**WHAT IS BEING ASKED:** Copy the records below exactly as they appear.

**RECORD LIST:**
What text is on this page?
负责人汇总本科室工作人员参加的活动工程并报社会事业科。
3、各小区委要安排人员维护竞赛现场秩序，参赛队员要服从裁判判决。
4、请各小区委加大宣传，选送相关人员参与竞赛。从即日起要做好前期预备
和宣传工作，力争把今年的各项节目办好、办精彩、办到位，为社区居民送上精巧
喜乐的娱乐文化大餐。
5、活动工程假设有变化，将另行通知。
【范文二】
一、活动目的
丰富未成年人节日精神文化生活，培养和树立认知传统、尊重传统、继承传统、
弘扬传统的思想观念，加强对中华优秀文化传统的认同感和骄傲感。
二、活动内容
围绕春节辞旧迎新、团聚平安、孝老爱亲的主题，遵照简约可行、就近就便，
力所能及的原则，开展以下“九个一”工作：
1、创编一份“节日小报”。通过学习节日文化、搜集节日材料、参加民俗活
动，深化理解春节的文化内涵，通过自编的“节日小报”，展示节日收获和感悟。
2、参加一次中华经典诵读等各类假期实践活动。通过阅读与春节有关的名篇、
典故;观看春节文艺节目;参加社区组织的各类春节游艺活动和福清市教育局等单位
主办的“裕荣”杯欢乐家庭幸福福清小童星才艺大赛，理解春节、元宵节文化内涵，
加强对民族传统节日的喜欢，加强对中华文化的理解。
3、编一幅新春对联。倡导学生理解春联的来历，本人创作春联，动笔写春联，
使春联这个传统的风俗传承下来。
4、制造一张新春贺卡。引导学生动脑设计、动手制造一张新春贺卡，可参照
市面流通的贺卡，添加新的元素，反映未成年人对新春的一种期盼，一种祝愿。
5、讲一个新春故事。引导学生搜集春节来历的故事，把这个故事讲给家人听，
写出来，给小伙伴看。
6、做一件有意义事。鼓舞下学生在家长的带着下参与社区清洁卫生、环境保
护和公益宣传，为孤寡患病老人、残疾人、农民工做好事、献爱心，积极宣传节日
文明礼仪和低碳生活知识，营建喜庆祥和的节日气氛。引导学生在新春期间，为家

**ANSWER:**
What text is on this page?
负责人汇总本科室工作人员参加的活动工程并报社会事业科。
3、各小区委要安排人员维护竞赛现场秩序，参赛队员要服从裁判判决。
4、请各小区委加大宣传，选送相关人员参与竞赛。从即日起要做好前期预备
和宣传工作，力争把今年的各项节目办好、办精彩、办到位，为社区居民送上精巧
喜乐的娱乐文化大餐。
5、活动工程假设有变化，将另行通知。
【范文二】
一、活动目的
丰富未成年人节日精神文化生活，培养和树立认知传统、尊重传统、继承传统、
弘扬传统的思想观念，加强对中华优秀文化传统的认同感和骄傲感。
二、活动内容
围绕春节辞旧迎新、团聚平安、孝老爱亲的主题，遵照简约可行、就近就便，
力所能及的原则，开展以下“九个一”工作：
1、创编一份“节日小报”。通过学习节日文化、搜集节日材料、参加民俗活
动，深化理解春节的文化内涵，通过自编的“节日小报”，展示节日收获和感悟。
2、参加一次中华经典诵读等各类假期实践活动。通过阅读与春节有关的名篇、
典故;观看春节文艺节目;参加社区组织的各类春节游艺活动和福清市教育局等单位
主办的“裕荣”杯欢乐家庭幸福福清小童星才艺大赛，理解春节、元宵节文化内涵，
加强对民族传统节日的喜欢，加强对中华文化的理解。
3、编一幅新春对联。倡导学生理解春联的来历，本人创作春联，动笔写春联，
使春联这个传统的风俗传承下来。
4、制造一张新春贺卡。引导学生动脑设计、动手制造一张新春贺卡，可参照
市面流通的贺卡，添加新的元素，反映未成年人对新春的一种期盼，一种祝愿。
5、讲一个新春故事。引导学生搜集春节来历的故事，把这个故事讲给家人听，
写出来，给小伙伴看。
6、做一件有意义事。鼓舞下学生在家长的带着下参与社区清洁卫生、环境保
护和公益宣传，为孤寡患病老人、残疾人、农民工做好事、献爱心，积极宣传节日
文明礼仪和低碳生活知识，营建喜庆祥和的节日气氛。引导学生在新春期间，为家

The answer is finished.